(What is expected) Find the lines that contain the word "title" and copy each one.

(Task input)
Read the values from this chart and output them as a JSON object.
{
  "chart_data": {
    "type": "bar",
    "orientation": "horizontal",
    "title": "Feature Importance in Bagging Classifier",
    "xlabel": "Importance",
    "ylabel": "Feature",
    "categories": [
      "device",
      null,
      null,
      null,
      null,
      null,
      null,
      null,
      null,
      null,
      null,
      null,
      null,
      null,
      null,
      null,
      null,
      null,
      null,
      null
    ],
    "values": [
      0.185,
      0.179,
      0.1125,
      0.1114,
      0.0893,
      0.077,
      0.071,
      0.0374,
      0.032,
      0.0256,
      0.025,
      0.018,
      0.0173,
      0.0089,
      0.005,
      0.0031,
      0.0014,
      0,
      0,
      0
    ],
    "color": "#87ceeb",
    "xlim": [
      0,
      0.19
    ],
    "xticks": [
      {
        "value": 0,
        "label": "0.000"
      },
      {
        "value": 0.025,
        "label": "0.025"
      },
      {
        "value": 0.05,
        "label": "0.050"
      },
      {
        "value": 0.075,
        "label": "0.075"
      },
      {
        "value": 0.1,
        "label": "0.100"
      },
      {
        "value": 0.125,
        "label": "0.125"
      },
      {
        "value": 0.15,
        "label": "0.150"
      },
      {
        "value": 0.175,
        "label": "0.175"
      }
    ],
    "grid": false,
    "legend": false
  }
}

...

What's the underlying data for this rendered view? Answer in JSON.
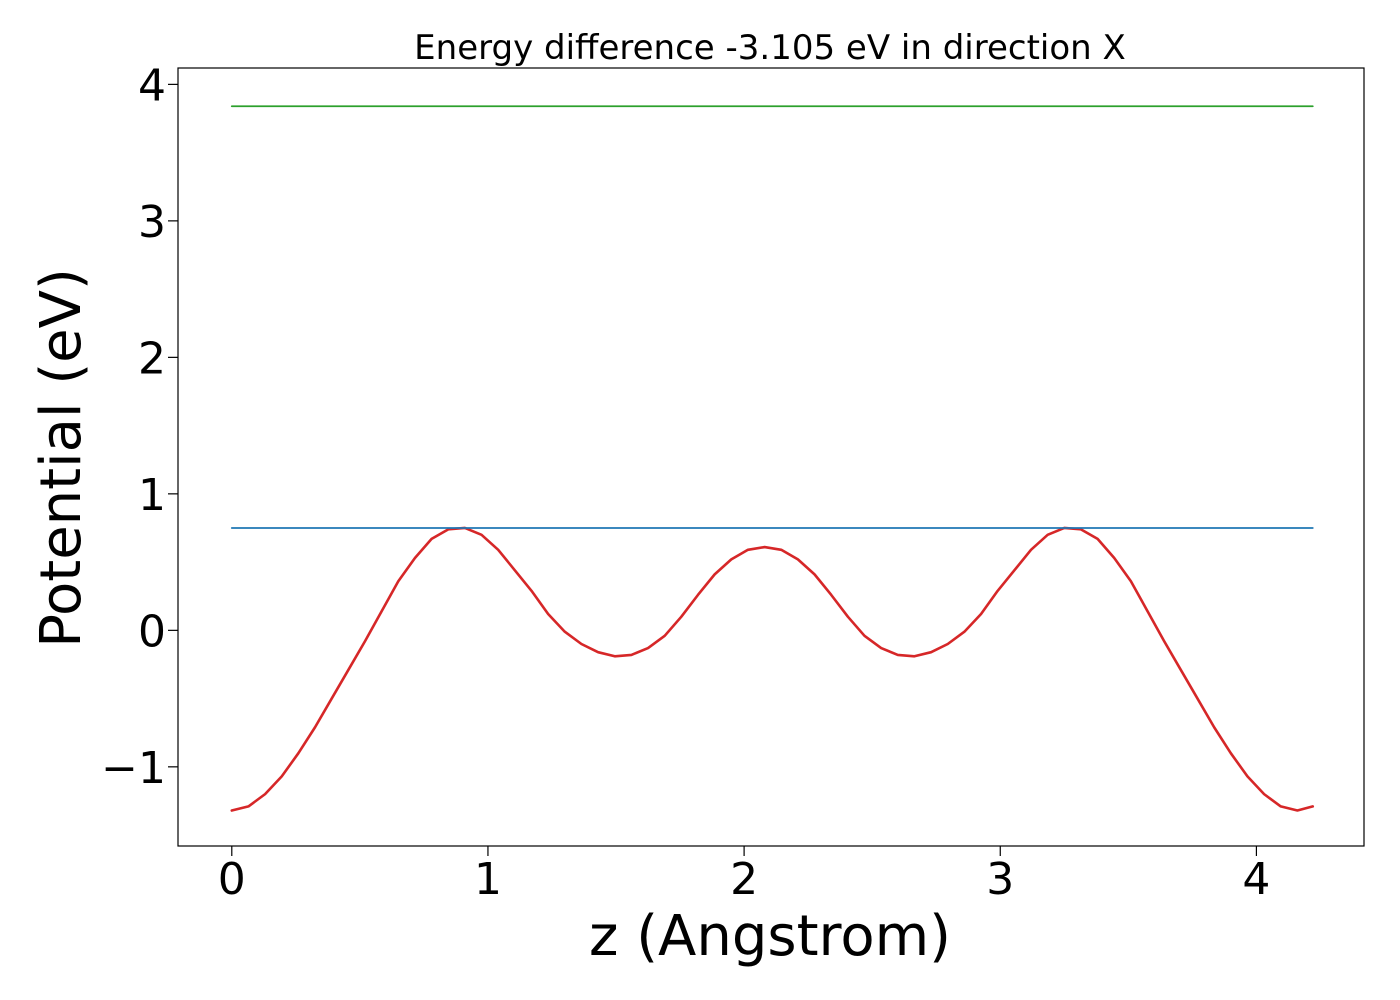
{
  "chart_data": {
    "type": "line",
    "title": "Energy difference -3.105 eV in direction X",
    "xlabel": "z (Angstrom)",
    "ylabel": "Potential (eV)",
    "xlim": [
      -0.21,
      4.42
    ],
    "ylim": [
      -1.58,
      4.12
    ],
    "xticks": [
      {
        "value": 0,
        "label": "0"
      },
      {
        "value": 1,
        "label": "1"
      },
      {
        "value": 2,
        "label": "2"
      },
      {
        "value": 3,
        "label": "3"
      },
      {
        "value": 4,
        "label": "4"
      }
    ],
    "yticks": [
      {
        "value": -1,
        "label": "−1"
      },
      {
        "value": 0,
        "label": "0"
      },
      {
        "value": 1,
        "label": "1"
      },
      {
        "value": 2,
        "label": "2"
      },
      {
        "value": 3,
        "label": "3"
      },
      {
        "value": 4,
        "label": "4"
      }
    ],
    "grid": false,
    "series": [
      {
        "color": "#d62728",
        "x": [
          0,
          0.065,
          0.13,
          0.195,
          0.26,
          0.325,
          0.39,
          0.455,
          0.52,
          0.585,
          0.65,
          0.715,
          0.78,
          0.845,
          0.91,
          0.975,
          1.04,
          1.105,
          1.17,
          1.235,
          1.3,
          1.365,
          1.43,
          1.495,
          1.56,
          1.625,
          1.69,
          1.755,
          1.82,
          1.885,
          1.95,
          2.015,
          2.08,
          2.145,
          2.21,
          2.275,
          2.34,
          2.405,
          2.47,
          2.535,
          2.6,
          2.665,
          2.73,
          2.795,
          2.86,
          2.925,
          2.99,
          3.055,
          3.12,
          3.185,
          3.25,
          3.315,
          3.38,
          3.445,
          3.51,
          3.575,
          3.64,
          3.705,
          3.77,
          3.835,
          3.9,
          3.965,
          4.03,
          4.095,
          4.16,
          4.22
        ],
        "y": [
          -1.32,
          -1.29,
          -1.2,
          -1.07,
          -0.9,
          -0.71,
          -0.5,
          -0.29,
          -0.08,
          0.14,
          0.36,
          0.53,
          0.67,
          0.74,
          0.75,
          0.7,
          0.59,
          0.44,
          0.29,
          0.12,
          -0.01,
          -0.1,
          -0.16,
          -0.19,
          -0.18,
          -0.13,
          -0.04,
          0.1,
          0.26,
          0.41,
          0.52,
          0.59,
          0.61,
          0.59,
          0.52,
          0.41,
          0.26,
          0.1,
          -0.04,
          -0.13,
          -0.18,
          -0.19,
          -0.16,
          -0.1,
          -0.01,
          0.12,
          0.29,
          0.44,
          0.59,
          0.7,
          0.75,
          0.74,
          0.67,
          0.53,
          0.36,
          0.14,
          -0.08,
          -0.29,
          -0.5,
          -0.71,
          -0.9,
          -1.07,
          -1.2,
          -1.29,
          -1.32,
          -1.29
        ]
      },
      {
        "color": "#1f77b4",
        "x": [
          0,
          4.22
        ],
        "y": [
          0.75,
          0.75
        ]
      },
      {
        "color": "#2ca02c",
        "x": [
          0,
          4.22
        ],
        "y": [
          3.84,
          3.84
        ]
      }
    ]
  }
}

* * *

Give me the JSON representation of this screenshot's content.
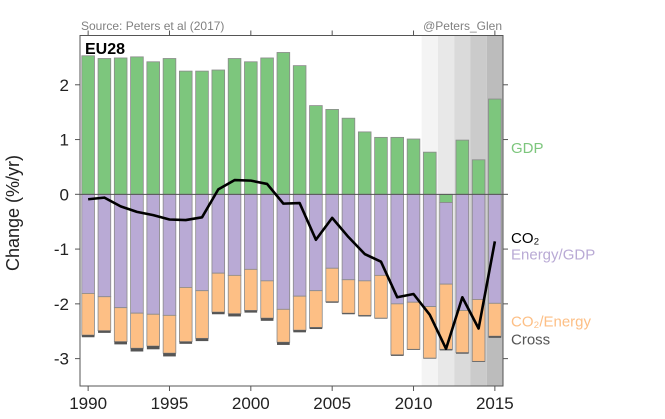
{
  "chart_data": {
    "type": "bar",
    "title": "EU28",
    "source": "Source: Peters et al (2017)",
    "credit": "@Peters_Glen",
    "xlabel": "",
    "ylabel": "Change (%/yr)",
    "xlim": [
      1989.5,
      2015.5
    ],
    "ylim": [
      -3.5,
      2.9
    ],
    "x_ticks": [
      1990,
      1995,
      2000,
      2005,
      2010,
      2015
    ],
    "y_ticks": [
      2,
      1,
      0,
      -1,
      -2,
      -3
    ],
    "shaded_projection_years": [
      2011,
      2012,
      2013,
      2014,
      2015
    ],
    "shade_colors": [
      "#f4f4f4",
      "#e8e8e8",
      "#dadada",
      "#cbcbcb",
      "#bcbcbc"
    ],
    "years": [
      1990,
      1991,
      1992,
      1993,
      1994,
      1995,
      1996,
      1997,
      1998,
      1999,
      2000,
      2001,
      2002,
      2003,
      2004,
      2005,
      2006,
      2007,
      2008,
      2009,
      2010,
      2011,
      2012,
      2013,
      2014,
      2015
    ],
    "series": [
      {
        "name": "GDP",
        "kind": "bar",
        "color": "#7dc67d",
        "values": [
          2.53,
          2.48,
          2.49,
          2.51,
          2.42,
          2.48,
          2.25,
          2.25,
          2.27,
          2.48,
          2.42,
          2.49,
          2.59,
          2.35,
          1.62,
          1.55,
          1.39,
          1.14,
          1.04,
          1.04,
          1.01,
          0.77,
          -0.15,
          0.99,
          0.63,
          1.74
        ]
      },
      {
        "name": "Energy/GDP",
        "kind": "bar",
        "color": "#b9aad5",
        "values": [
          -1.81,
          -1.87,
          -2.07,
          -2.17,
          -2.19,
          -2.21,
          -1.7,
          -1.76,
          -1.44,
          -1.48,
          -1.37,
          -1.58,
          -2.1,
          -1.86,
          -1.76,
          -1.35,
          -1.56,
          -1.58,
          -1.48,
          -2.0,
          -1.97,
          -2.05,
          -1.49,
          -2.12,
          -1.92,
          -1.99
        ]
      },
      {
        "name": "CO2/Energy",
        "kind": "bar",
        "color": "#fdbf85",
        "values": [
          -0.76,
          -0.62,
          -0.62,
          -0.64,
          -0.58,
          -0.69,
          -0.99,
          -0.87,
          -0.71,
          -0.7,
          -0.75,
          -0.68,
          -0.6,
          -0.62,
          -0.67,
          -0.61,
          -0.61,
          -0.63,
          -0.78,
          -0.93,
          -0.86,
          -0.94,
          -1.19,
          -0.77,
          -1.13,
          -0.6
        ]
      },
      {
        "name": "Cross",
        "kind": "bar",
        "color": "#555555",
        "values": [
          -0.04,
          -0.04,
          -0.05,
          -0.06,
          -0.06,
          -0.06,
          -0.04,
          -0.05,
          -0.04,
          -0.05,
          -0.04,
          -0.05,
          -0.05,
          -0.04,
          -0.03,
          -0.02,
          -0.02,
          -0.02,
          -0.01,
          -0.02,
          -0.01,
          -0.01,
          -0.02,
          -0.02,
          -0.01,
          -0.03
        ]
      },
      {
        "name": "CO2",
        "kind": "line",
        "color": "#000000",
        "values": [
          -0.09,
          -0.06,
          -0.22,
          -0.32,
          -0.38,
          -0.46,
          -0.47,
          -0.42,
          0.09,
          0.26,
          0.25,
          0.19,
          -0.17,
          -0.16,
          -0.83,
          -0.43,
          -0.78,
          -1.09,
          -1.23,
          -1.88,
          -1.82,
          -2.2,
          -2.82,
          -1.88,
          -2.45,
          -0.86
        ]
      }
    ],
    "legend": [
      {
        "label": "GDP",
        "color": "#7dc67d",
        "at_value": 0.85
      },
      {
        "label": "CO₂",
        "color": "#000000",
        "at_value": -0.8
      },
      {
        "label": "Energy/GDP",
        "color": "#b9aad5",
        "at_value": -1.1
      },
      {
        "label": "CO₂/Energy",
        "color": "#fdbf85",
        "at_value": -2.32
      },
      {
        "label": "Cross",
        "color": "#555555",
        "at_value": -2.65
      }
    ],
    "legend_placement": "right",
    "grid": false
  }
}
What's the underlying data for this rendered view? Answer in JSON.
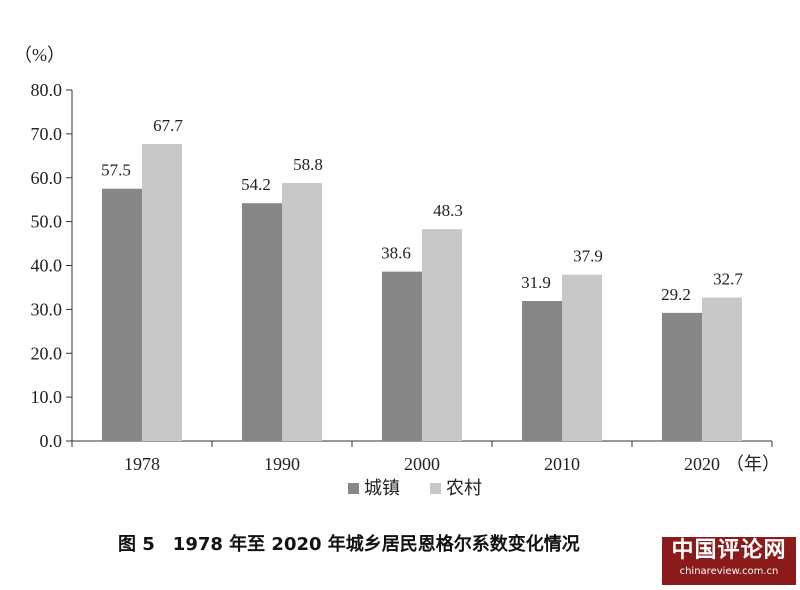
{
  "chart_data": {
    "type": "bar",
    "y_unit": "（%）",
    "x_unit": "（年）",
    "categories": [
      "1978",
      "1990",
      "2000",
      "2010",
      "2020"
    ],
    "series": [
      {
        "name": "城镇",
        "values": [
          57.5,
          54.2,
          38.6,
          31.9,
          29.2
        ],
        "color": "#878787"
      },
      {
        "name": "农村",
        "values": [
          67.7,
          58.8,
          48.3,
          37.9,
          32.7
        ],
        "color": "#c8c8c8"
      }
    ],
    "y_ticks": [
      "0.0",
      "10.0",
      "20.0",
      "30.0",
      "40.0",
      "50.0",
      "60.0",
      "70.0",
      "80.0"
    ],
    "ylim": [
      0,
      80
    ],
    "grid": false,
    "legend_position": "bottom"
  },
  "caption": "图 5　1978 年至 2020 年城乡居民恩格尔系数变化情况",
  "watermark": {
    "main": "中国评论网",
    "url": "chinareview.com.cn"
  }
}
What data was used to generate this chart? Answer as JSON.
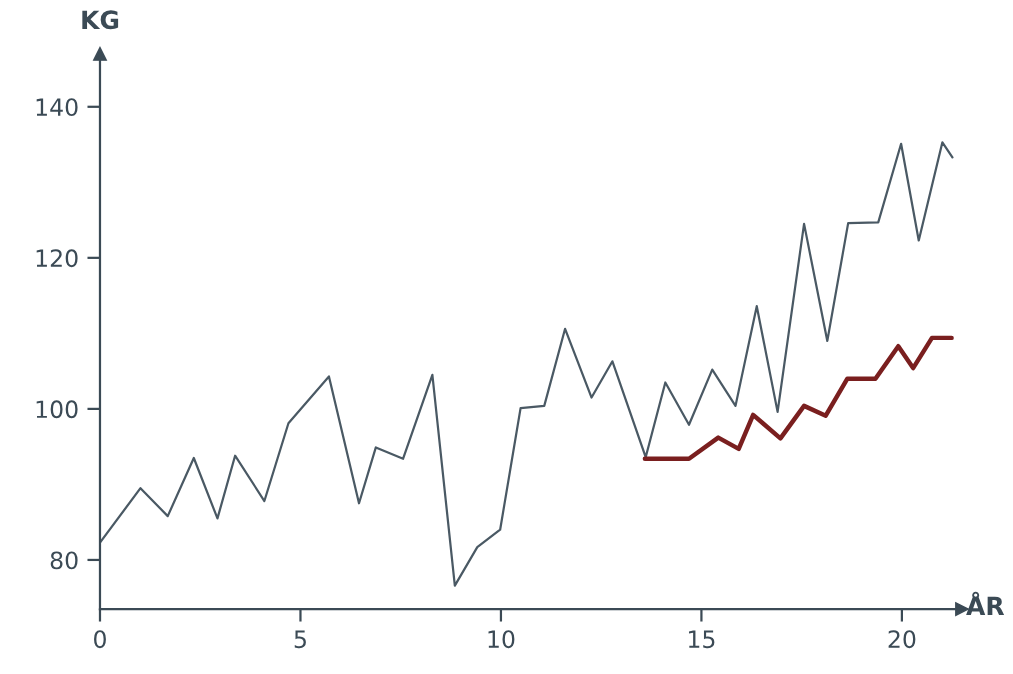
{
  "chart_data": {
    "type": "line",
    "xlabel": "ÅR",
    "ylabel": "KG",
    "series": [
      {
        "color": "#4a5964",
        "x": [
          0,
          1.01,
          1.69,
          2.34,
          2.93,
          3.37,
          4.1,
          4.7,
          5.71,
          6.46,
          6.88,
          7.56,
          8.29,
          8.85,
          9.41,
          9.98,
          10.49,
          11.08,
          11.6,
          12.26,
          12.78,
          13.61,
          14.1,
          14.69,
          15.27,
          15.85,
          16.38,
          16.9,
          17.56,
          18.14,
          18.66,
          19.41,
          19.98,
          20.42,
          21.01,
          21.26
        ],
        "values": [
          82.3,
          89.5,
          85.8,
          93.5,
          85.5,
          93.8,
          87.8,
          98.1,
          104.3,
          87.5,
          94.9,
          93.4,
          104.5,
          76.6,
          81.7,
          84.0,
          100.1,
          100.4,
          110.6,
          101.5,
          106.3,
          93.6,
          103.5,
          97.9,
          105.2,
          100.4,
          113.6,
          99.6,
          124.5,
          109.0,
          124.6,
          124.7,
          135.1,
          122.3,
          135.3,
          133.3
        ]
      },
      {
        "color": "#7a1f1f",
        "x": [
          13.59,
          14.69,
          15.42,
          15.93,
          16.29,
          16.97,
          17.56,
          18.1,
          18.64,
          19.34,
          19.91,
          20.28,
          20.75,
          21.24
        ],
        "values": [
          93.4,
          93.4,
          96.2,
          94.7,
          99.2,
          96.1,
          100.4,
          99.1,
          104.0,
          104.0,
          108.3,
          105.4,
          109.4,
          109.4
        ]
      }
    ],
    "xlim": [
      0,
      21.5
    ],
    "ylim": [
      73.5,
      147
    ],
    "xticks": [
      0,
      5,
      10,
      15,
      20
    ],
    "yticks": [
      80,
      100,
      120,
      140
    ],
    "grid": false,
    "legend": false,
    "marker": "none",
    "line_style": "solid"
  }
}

(The answer)
    "title": "Feature Importance in Bagging Classifier",
    "title": "Energy difference -3.105 eV in direction X",
    "title": "EU28",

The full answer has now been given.